POL4061FS GLOBAL POLITICS: INTERNATIONAL AND TRANSNATIONAL RELATIONS

24 NQF credits at NQF level 8

Convener: Associate Professor H Scanlon

Course entry requirements: Acceptance for an Honours programme.

Course outline: This graduate course introduces students to key political debates, theoretical approaches and empirical cases of international and transnational politics to analyse the dynamics of global political processes. It includes interactive elements in which students train their analytical and practical skills in order to gain more in-depth knowledge about key geopolitical problems. The course will also examine the more functional and institutional problems in today’s diplomacy (e.g. security, human rights, trade, environment & biodiversity, social diplomacy) as well as the efficacy of strategies used by societies to deal with the legacies of political atrocities and gross human rights violations. DP requirements: Submission of all written coursework and satisfactory attendance of seminars.

Assessment: Coursework (50%) and examination (50%).

POL4062FS RESEARCH METHODS IN POLITICS

24 NQF credits at NQF level 8

Convener: Associate Professor Z Jolobe

Course entry requirements: Acceptance for an Honours programme. Course outline: This course is designed to introduce postgraduate students to the logic of social science inquiry, strategies of research design, and a variety of research methods. The course aims to explore both quantitative and qualitative approaches to social science research in terms of their epistemologies, their research design strategies, and the tools they offer for carrying out social science research. DP requirements: Attendance at all seminars and submission of all written tasks/assignments.

Assessment: Coursework (100%).

POL5005H  INTERNSHIP COMPONENT II

NQF credits: 24 at HEQSF level 9.

Entrance requirements: Admission to the Justice and Transformation Master's programme, and by permission of the Convener.

Course outline: Provision is made for a student to serve an internship with an approved outside organisation, under the supervision of his/her programme convener. The student is required to intern two days a week for thirteen weeks or the equivalent hours. A detailed report of the work engaged in during the internship is required on its completion.

DP requirements: Attendance as required by the approved organisation, and completion of all written assignments as agreed in consultation with the programme convener.

Assessment: This course is graded as Pass or Fail. The outcome will be determined by the Convener/course lecturer after consultation with the organisation and assessment of written work.


POL5006F  PUBLIC MANAGEMENT

NQF credits: 24 at HEQSF level 9.

Entrance requirements: Admission to an Honours or Master’s programme, and by permission of the course convener.

→ Problem A
According to the course descriptions, how often and for how long must a student intern in POL5005H Internship Component II?
→ Problem B
Using the course descriptions, decide whether each statement is correct, answering yes or no and quoting the words that settle it: (i) POL4062FS Research Methods in Politics is assessed entirely through coursework. (ii) POL4061FS Global Politics is convened by Associate Professor Z Jolobe. (iii) POL5006F Public Management admits only students in a Master's programme.
→ Problem C
Please extend the course descriptions, picking up after their final line.

→ Given data
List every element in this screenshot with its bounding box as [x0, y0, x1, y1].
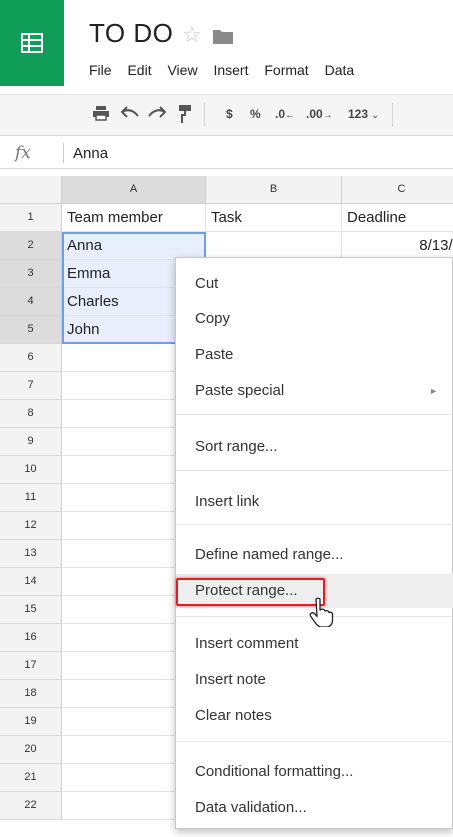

→ Task result A
Two days a week for thirteen weeks, or the equivalent hours.

→ Task result B
(i) Yes: "Assessment: Coursework (100%)."
(ii) No: "Convener: Associate Professor H Scanlon"
(iii) No: "Admission to an Honours or Master’s programme, and by permission of the course convener."

→ Task result C
Course outline: This course is an analysis of the major issues and trends in Public Administration and Management.  It looks at traditional Public Administration approaches to service delivery; the New Public Management (NPM) approach which attempts to incorporate business-type principles into the running of government; the governance approach which takes a broader view to the study of Public Administration; the non-hierarchical network literature and Joined up/Holistic government, which calls for a more centralised core in the delivery of services. An examination is also undertaken of the Public Value and Neo-Weberianism schools which both can be classified as post-NPM approaches.

DP requirements: Completion of all written tests, essays and/or assignments as stipulated by the course convener.

Assessment: Coursework 70%; examination 30%.


POL5007S POLICY EVALUATION AND IMPLEMENTATION

NQF credits: 24 at HEQSF level 9.

Entrance requirements: POL4006F, or by permission of the course convener to eligible Honours or Master’s students. Acceptance for an honours or master’s programme.

Prerequisite: POL4006F, or by permission of the course convener to eligible Honours or Master’s students.

Course outline: This course examines the implementation and evaluation components of the public policy process.  The first half of the course discusses how implementation theorists have tried to unpack this crucial but complicated aspect of the policy cycle, whilst the second half of the course shifts to a discussion of the uses and abuses of how policy is monitored and evaluated.

DP requirements: Completion of all written tests, essays and/or assignments as stipulated by the course convener.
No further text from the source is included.